### SHORT TASK
Identify the lines that contain the word "color" and copy each one.

### INFORMATION GIVEN
########################################

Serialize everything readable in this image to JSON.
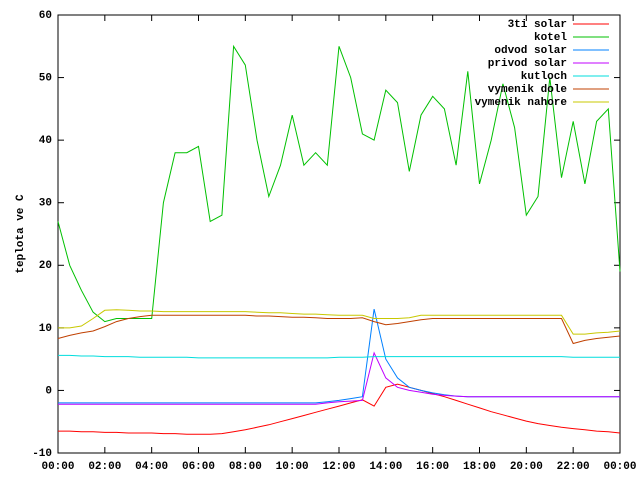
{
  "chart_data": {
    "type": "line",
    "ylabel": "teplota ve C",
    "x": [
      0,
      0.5,
      1,
      1.5,
      2,
      2.5,
      3,
      3.5,
      4,
      4.5,
      5,
      5.5,
      6,
      6.5,
      7,
      7.5,
      8,
      8.5,
      9,
      9.5,
      10,
      10.5,
      11,
      11.5,
      12,
      12.5,
      13,
      13.5,
      14,
      14.5,
      15,
      15.5,
      16,
      16.5,
      17,
      17.5,
      18,
      18.5,
      19,
      19.5,
      20,
      20.5,
      21,
      21.5,
      22,
      22.5,
      23,
      23.5,
      24
    ],
    "xlim": [
      0,
      24
    ],
    "xticks": [
      {
        "value": 0,
        "label": "00:00"
      },
      {
        "value": 2,
        "label": "02:00"
      },
      {
        "value": 4,
        "label": "04:00"
      },
      {
        "value": 6,
        "label": "06:00"
      },
      {
        "value": 8,
        "label": "08:00"
      },
      {
        "value": 10,
        "label": "10:00"
      },
      {
        "value": 12,
        "label": "12:00"
      },
      {
        "value": 14,
        "label": "14:00"
      },
      {
        "value": 16,
        "label": "16:00"
      },
      {
        "value": 18,
        "label": "18:00"
      },
      {
        "value": 20,
        "label": "20:00"
      },
      {
        "value": 22,
        "label": "22:00"
      },
      {
        "value": 24,
        "label": "00:00"
      }
    ],
    "ylim": [
      -10,
      60
    ],
    "yticks": [
      -10,
      0,
      10,
      20,
      30,
      40,
      50,
      60
    ],
    "legend": "top-right",
    "series": [
      {
        "name": "3ti solar",
        "color": "#ff0000",
        "values": [
          -6.5,
          -6.5,
          -6.6,
          -6.6,
          -6.7,
          -6.7,
          -6.8,
          -6.8,
          -6.8,
          -6.9,
          -6.9,
          -7,
          -7,
          -7,
          -6.9,
          -6.6,
          -6.3,
          -5.9,
          -5.5,
          -5,
          -4.5,
          -4,
          -3.5,
          -3,
          -2.5,
          -2,
          -1.5,
          -2.5,
          0.5,
          1,
          0.5,
          0,
          -0.5,
          -1,
          -1.6,
          -2.2,
          -2.8,
          -3.4,
          -3.9,
          -4.4,
          -4.9,
          -5.3,
          -5.6,
          -5.9,
          -6.1,
          -6.3,
          -6.5,
          -6.6,
          -6.8
        ]
      },
      {
        "name": "kotel",
        "color": "#00c000",
        "values": [
          27,
          20,
          16,
          12.5,
          11,
          11.5,
          11.5,
          11.5,
          11.5,
          30,
          38,
          38,
          39,
          27,
          28,
          55,
          52,
          40,
          31,
          36,
          44,
          36,
          38,
          36,
          55,
          50,
          41,
          40,
          48,
          46,
          35,
          44,
          47,
          45,
          36,
          51,
          33,
          40,
          49,
          42,
          28,
          31,
          50,
          34,
          43,
          33,
          43,
          45,
          19
        ]
      },
      {
        "name": "odvod solar",
        "color": "#0080ff",
        "values": [
          -2,
          -2,
          -2,
          -2,
          -2,
          -2,
          -2,
          -2,
          -2,
          -2,
          -2,
          -2,
          -2,
          -2,
          -2,
          -2,
          -2,
          -2,
          -2,
          -2,
          -2,
          -2,
          -2,
          -1.8,
          -1.6,
          -1.3,
          -1,
          13,
          5,
          2,
          0.5,
          0,
          -0.4,
          -0.7,
          -0.9,
          -1,
          -1,
          -1,
          -1,
          -1,
          -1,
          -1,
          -1,
          -1,
          -1,
          -1,
          -1,
          -1,
          -1
        ]
      },
      {
        "name": "privod solar",
        "color": "#c000ff",
        "values": [
          -2.2,
          -2.2,
          -2.2,
          -2.2,
          -2.2,
          -2.2,
          -2.2,
          -2.2,
          -2.2,
          -2.2,
          -2.2,
          -2.2,
          -2.2,
          -2.2,
          -2.2,
          -2.2,
          -2.2,
          -2.2,
          -2.2,
          -2.2,
          -2.2,
          -2.2,
          -2.2,
          -2,
          -1.8,
          -1.7,
          -1.6,
          6,
          2,
          0.5,
          0,
          -0.3,
          -0.6,
          -0.8,
          -0.9,
          -1,
          -1,
          -1,
          -1,
          -1,
          -1,
          -1,
          -1,
          -1,
          -1,
          -1,
          -1,
          -1,
          -1
        ]
      },
      {
        "name": "kutloch",
        "color": "#00dddd",
        "values": [
          5.6,
          5.6,
          5.5,
          5.5,
          5.4,
          5.4,
          5.4,
          5.3,
          5.3,
          5.3,
          5.3,
          5.3,
          5.2,
          5.2,
          5.2,
          5.2,
          5.2,
          5.2,
          5.2,
          5.2,
          5.2,
          5.2,
          5.2,
          5.2,
          5.3,
          5.3,
          5.3,
          5.4,
          5.4,
          5.4,
          5.4,
          5.4,
          5.4,
          5.4,
          5.4,
          5.4,
          5.4,
          5.4,
          5.4,
          5.4,
          5.4,
          5.4,
          5.4,
          5.4,
          5.3,
          5.3,
          5.3,
          5.3,
          5.3
        ]
      },
      {
        "name": "vymenik dole",
        "color": "#c04000",
        "values": [
          8.3,
          8.8,
          9.2,
          9.5,
          10.2,
          11,
          11.5,
          11.8,
          12,
          12,
          12,
          12,
          12,
          12,
          12,
          12,
          12,
          11.9,
          11.9,
          11.8,
          11.7,
          11.7,
          11.6,
          11.5,
          11.5,
          11.5,
          11.6,
          11,
          10.5,
          10.7,
          11,
          11.3,
          11.5,
          11.5,
          11.5,
          11.5,
          11.5,
          11.5,
          11.5,
          11.5,
          11.5,
          11.5,
          11.5,
          11.5,
          7.5,
          8,
          8.3,
          8.5,
          8.7
        ]
      },
      {
        "name": "vymenik nahore",
        "color": "#c8c800",
        "values": [
          10,
          10,
          10.3,
          11.5,
          12.8,
          12.9,
          12.8,
          12.7,
          12.7,
          12.6,
          12.6,
          12.6,
          12.6,
          12.6,
          12.6,
          12.6,
          12.6,
          12.5,
          12.4,
          12.4,
          12.3,
          12.2,
          12.2,
          12.1,
          12,
          12,
          12,
          11.5,
          11.5,
          11.5,
          11.6,
          12,
          12,
          12,
          12,
          12,
          12,
          12,
          12,
          12,
          12,
          12,
          12,
          12,
          9,
          9,
          9.2,
          9.3,
          9.5
        ]
      }
    ]
  }
}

########################################

### RESULT OF THE EXERCISE
        "color": "#ff0000",
        "color": "#00c000",
        "color": "#0080ff",
        "color": "#c000ff",
        "color": "#00dddd",
        "color": "#c04000",
        "color": "#c8c800",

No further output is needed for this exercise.